### [Directive]
In the items below, give the part that opens with the line containing "winaccent-titlebar[interactable]: winaccent —" and closes with the line containing "16, 561, 46]" as a numbered list, skipping blank lines.

### [Record set]
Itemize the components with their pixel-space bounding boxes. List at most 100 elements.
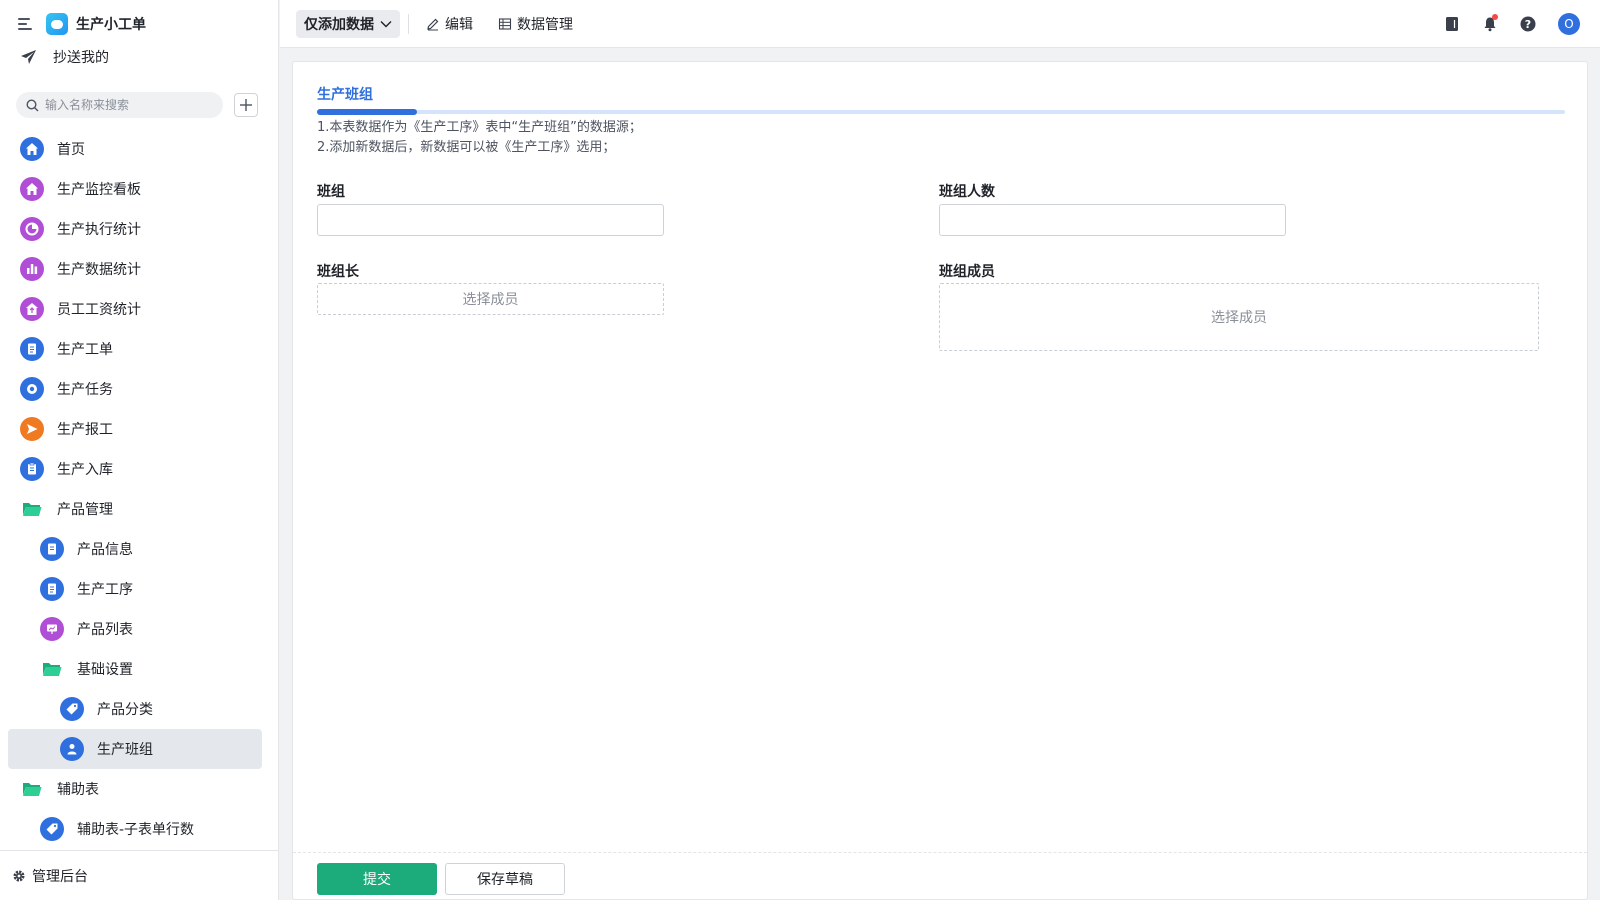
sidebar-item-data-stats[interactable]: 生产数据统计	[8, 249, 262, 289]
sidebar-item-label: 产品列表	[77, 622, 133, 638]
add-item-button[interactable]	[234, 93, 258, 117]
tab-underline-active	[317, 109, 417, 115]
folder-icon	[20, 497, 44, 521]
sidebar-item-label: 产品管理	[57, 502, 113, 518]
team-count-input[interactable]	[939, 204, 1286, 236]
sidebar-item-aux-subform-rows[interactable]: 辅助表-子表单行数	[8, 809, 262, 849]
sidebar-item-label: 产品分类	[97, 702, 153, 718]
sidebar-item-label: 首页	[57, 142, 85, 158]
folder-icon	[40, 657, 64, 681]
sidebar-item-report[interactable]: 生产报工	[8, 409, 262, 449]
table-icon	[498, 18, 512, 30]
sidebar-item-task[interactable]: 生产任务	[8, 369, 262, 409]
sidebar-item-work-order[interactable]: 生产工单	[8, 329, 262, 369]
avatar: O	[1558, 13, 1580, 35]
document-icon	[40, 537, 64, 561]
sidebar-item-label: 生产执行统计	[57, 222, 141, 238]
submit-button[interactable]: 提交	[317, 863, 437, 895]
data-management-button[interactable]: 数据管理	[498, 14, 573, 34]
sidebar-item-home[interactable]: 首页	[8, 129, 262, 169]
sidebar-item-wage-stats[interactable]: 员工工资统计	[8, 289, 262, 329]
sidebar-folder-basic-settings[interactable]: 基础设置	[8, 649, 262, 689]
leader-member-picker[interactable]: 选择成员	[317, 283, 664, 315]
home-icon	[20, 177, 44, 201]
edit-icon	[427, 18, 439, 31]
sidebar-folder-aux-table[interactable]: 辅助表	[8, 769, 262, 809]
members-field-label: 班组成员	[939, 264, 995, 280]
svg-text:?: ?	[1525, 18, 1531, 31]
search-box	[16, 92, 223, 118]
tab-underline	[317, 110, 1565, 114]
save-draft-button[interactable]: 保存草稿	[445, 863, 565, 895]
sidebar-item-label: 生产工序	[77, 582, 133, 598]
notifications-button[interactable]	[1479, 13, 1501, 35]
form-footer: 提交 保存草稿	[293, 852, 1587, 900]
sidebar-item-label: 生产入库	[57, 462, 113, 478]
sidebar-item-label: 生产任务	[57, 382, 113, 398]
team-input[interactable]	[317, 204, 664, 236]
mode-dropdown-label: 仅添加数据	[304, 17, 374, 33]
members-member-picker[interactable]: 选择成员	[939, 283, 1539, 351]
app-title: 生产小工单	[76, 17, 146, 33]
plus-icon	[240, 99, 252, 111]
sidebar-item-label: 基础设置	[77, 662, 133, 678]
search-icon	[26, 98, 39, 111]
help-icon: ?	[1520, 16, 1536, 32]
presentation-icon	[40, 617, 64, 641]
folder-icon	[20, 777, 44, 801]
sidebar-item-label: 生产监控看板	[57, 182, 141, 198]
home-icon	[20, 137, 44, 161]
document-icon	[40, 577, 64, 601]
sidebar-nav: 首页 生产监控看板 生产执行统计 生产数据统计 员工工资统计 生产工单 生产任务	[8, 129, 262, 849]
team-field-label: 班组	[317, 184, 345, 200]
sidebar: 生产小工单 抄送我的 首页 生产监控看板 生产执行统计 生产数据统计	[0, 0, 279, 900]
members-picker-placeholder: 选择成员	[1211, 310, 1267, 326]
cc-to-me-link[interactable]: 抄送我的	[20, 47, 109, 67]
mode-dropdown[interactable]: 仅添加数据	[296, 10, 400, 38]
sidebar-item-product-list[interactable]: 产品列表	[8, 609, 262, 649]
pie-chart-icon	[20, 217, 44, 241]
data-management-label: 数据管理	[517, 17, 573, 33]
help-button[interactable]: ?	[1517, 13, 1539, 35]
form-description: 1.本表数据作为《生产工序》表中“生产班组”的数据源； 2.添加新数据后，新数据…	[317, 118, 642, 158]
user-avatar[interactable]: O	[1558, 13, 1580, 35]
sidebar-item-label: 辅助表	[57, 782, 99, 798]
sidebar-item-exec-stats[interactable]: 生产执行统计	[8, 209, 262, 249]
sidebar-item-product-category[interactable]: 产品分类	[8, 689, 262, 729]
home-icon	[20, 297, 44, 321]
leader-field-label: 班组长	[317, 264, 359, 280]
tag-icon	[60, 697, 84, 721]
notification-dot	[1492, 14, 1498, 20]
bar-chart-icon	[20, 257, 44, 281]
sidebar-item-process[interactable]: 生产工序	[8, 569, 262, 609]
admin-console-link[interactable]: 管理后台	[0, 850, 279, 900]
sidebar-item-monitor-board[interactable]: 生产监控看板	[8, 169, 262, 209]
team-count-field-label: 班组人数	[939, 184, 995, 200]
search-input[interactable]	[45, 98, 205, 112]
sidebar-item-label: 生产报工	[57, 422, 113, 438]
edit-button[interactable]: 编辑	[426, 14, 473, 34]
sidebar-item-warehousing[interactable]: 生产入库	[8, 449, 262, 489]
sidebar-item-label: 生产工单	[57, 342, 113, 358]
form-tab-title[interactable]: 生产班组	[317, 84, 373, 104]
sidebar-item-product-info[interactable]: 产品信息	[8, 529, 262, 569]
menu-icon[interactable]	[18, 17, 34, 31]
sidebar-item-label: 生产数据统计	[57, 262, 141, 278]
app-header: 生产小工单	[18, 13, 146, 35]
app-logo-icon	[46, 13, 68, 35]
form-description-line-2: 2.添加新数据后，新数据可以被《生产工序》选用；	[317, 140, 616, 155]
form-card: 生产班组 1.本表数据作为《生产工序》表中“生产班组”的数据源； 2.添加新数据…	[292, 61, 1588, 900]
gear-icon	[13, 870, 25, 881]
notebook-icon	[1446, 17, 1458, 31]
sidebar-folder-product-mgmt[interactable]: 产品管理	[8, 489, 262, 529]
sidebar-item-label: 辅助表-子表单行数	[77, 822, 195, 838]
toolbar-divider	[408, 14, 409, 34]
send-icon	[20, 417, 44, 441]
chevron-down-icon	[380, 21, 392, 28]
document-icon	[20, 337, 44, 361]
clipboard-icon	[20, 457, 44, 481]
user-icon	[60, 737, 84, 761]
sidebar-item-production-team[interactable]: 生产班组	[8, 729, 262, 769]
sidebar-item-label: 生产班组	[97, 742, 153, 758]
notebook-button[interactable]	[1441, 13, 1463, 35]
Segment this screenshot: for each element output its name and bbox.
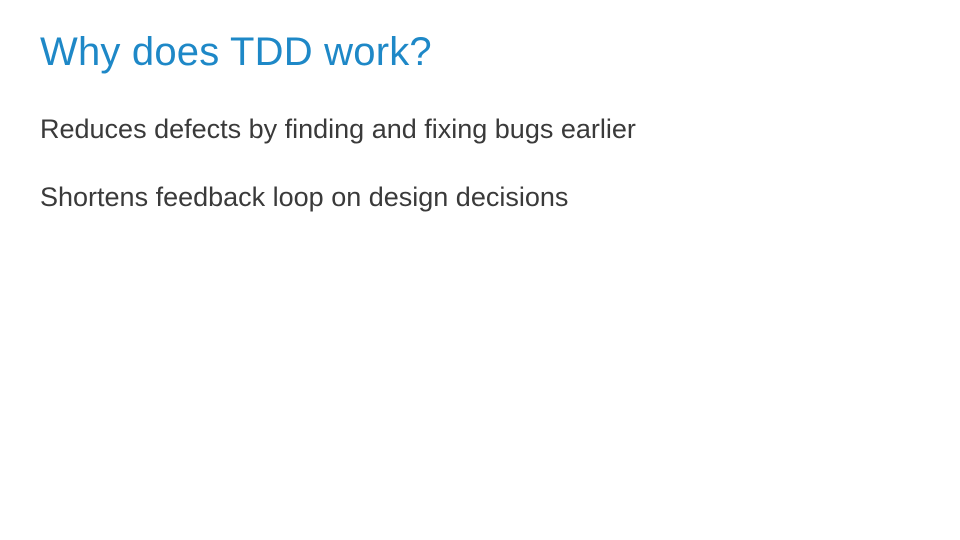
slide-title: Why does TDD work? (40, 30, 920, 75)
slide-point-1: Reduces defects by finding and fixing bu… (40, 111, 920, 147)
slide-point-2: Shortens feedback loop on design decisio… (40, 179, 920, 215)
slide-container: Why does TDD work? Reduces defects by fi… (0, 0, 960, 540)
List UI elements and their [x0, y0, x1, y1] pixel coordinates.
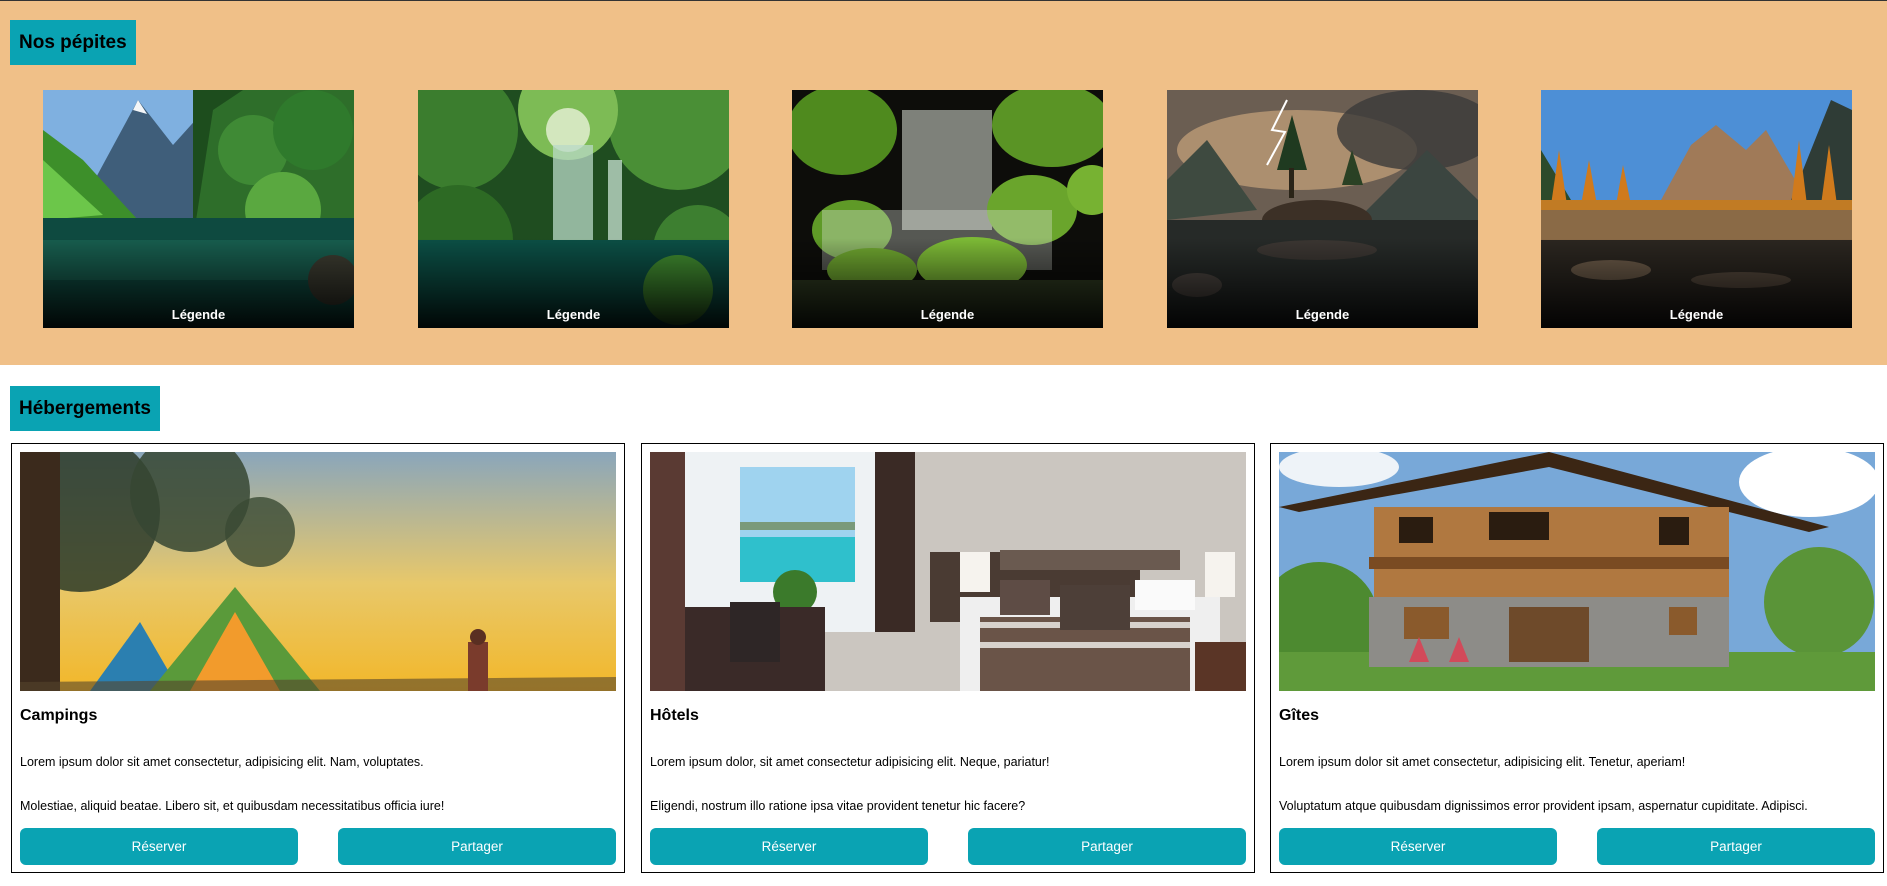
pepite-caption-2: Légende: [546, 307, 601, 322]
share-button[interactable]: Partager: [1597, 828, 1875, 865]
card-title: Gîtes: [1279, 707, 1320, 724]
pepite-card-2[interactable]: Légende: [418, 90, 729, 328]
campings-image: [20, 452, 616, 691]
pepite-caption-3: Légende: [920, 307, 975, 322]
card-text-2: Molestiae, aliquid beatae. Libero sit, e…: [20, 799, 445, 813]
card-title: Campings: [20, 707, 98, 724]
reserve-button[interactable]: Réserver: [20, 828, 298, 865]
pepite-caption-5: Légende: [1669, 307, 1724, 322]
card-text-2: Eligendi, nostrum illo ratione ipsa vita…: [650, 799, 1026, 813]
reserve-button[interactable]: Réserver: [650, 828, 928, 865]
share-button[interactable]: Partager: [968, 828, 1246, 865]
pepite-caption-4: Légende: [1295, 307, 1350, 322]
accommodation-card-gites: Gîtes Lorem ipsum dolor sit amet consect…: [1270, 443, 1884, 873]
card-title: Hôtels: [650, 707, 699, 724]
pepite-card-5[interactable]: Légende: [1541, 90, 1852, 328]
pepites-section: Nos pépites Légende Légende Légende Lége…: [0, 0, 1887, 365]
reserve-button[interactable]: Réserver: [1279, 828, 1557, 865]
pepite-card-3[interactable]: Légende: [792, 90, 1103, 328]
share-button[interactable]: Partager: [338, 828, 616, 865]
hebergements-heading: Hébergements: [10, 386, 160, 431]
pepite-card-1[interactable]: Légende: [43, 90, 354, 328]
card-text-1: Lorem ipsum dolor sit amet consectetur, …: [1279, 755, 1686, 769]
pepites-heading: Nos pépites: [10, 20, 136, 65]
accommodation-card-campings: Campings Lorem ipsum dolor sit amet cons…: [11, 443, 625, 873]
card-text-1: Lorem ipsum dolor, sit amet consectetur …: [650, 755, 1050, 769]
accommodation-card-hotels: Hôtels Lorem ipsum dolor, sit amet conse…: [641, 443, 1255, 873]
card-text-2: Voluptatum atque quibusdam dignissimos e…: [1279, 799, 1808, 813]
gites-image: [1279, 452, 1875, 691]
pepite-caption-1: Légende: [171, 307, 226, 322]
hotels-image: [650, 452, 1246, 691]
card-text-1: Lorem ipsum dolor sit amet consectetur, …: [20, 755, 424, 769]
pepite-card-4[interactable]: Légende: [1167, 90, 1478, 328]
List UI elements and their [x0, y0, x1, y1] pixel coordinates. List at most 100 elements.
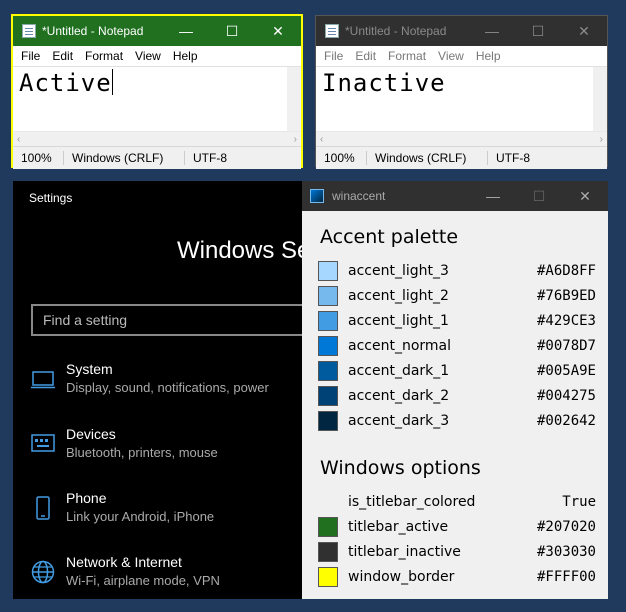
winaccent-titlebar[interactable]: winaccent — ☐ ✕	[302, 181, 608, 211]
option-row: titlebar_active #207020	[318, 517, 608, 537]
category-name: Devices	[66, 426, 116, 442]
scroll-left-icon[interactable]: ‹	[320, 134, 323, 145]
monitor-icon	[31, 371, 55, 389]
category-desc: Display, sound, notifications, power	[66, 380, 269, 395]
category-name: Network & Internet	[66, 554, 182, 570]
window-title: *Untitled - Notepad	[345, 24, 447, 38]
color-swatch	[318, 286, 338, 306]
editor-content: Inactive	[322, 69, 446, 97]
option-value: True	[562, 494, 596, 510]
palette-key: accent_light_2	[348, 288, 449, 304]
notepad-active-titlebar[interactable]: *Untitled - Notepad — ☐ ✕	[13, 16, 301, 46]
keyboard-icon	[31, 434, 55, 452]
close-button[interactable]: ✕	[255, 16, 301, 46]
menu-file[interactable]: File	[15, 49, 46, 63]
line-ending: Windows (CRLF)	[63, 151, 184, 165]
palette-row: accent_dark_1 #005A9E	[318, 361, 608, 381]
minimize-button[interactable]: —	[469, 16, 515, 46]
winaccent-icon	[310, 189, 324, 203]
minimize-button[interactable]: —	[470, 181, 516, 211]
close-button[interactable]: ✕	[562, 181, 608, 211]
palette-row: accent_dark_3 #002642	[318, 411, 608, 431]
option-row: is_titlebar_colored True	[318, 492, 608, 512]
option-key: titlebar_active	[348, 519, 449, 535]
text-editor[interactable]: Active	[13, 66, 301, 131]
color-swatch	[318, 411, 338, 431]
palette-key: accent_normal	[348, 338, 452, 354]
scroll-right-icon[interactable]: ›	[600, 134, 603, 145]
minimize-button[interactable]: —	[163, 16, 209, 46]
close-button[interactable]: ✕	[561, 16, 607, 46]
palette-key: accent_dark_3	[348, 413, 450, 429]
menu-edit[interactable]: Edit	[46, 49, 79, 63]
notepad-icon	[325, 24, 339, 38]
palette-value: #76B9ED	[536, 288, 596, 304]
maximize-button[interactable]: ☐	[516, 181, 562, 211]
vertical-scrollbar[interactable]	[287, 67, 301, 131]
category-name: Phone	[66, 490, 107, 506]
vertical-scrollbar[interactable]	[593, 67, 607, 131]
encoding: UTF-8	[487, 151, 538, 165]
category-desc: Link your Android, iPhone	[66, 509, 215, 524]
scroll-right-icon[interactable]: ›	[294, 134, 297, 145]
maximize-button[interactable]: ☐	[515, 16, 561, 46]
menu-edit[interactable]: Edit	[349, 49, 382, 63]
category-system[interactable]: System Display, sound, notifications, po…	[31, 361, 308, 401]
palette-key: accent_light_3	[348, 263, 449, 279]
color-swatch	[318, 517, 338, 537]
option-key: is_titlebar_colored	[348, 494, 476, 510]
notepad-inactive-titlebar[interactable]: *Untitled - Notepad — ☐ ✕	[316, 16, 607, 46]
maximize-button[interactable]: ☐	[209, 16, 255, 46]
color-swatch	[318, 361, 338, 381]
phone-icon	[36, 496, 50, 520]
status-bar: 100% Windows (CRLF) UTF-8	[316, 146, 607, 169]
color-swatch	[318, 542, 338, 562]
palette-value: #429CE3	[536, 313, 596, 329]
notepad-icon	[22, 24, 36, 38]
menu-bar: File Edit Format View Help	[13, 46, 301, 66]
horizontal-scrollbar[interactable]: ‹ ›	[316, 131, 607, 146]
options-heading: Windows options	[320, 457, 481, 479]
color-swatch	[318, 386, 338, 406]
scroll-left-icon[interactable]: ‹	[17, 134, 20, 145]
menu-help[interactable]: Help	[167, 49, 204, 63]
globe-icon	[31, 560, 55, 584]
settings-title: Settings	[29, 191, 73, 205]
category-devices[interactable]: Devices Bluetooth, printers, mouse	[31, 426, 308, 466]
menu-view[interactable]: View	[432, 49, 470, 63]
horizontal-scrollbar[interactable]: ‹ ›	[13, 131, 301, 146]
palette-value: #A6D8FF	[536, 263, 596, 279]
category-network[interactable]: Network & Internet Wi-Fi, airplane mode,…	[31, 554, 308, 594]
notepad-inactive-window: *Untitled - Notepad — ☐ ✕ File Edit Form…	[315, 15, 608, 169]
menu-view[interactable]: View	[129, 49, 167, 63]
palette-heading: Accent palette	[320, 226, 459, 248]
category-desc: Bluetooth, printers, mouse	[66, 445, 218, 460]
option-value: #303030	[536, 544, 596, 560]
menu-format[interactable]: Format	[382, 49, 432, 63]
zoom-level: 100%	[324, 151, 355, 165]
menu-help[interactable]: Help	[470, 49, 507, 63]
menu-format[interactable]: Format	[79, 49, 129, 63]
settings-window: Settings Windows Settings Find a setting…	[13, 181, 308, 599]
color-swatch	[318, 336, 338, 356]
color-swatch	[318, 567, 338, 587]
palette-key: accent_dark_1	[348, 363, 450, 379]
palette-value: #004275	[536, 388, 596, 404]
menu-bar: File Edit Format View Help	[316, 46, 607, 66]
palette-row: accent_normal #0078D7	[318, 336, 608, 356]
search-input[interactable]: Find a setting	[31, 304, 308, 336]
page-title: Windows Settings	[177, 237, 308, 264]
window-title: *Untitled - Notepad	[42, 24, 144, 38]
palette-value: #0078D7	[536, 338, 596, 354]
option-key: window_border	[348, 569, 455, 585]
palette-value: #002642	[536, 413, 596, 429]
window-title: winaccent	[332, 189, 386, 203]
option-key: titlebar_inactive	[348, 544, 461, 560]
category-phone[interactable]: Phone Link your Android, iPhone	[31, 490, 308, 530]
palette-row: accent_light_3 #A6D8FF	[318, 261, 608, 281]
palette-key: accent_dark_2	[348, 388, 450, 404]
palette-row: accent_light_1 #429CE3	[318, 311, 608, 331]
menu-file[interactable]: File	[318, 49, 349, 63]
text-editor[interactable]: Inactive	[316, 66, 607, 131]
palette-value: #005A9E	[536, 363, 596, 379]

### [Solved exercise]
1. winaccent-titlebar[interactable]: winaccent — ☐ ✕	[302, 181, 608, 211]
2. option-row: titlebar_active #207020	[318, 517, 608, 537]
3. category-name: Devices	[66, 426, 116, 442]
4. scroll-left-icon[interactable]: ‹	[320, 134, 323, 145]
5. monitor-icon	[31, 371, 55, 389]
6. category-desc: Display, sound, notifications, power	[66, 380, 269, 395]
7. category-name: Network & Internet	[66, 554, 182, 570]
8. window-title: *Untitled - Notepad	[345, 24, 447, 38]
9. color-swatch	[318, 286, 338, 306]
10. editor-content: Inactive	[322, 69, 446, 97]
11. option-value: True	[562, 494, 596, 510]
12. palette-key: accent_light_2	[348, 288, 449, 304]
13. notepad-active-titlebar[interactable]: *Untitled - Notepad — ☐ ✕	[13, 16, 301, 46]
14. keyboard-icon	[31, 434, 55, 452]
15. close-button[interactable]: ✕	[255, 16, 301, 46]
16. menu-file[interactable]: File	[15, 49, 46, 63]
17. line-ending: Windows (CRLF)	[63, 151, 184, 165]
18. palette-row: accent_dark_1 #005A9E	[318, 361, 608, 381]
19. minimize-button[interactable]: —	[469, 16, 515, 46]
20. winaccent-icon	[310, 189, 324, 203]
21. minimize-button[interactable]: —	[470, 181, 516, 211]
22. close-button[interactable]: ✕	[562, 181, 608, 211]
23. palette-row: accent_dark_3 #002642	[318, 411, 608, 431]
24. option-row: is_titlebar_colored True	[318, 492, 608, 512]
25. option-key: titlebar_active	[348, 519, 449, 535]
26. text-editor[interactable]: Active	[13, 66, 301, 131]
27. color-swatch	[318, 411, 338, 431]
28. palette-key: accent_normal	[348, 338, 452, 354]
29. scroll-right-icon[interactable]: ›	[600, 134, 603, 145]
30. minimize-button[interactable]: —	[163, 16, 209, 46]
31. close-button[interactable]: ✕	[561, 16, 607, 46]
32. palette-key: accent_dark_3	[348, 413, 450, 429]
33. menu-edit[interactable]: Edit	[46, 49, 79, 63]
34. notepad-icon	[325, 24, 339, 38]
35. palette-value: #76B9ED	[536, 288, 596, 304]
36. maximize-button[interactable]: ☐	[516, 181, 562, 211]
37. vertical-scrollbar[interactable]	[287, 67, 301, 131]
38. category-name: Phone	[66, 490, 107, 506]
39. vertical-scrollbar[interactable]	[593, 67, 607, 131]
40. encoding: UTF-8	[487, 151, 538, 165]
41. category-desc: Link your Android, iPhone	[66, 509, 215, 524]
42. scroll-right-icon[interactable]: ›	[294, 134, 297, 145]
43. maximize-button[interactable]: ☐	[515, 16, 561, 46]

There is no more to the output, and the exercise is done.